> Task brief: Copy each line where the word "dining" occurs.
--- Start Supplied data ---
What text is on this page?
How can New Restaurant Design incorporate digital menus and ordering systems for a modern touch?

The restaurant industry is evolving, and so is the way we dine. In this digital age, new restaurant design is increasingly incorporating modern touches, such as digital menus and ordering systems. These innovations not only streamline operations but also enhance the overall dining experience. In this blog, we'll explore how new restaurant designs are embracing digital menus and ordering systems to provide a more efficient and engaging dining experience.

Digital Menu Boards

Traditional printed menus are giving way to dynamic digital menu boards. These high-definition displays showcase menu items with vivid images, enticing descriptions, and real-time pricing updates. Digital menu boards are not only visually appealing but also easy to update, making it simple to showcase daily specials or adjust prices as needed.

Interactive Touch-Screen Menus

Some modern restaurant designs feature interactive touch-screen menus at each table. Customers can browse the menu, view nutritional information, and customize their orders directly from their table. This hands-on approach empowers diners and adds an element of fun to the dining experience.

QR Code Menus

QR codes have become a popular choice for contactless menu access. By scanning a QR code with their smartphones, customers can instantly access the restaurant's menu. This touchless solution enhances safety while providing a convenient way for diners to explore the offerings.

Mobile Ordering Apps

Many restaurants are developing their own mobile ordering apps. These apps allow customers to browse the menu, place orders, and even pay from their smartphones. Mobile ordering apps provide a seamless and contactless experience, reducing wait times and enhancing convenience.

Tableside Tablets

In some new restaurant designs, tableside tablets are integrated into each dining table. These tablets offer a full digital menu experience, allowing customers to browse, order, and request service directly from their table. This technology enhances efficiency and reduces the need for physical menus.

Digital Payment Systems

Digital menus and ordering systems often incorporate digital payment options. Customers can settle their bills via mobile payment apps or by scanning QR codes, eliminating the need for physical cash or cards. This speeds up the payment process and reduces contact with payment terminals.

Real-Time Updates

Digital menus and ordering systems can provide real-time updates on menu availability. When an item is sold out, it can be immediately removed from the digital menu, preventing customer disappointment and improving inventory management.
--- End Supplied data ---
> Exercise output:
The restaurant industry is evolving, and so is the way we dine. In this digital age, new restaurant design is increasingly incorporating modern touches, such as digital menus and ordering systems. These innovations not only streamline operations but also enhance the overall dining experience. In this blog, we'll explore how new restaurant designs are embracing digital menus and ordering systems to provide a more efficient and engaging dining experience.
Some modern restaurant designs feature interactive touch-screen menus at each table. Customers can browse the menu, view nutritional information, and customize their orders directly from their table. This hands-on approach empowers diners and adds an element of fun to the dining experience.
In some new restaurant designs, tableside tablets are integrated into each dining table. These tablets offer a full digital menu experience, allowing customers to browse, order, and request service directly from their table. This technology enhances efficiency and reduces the need for physical menus.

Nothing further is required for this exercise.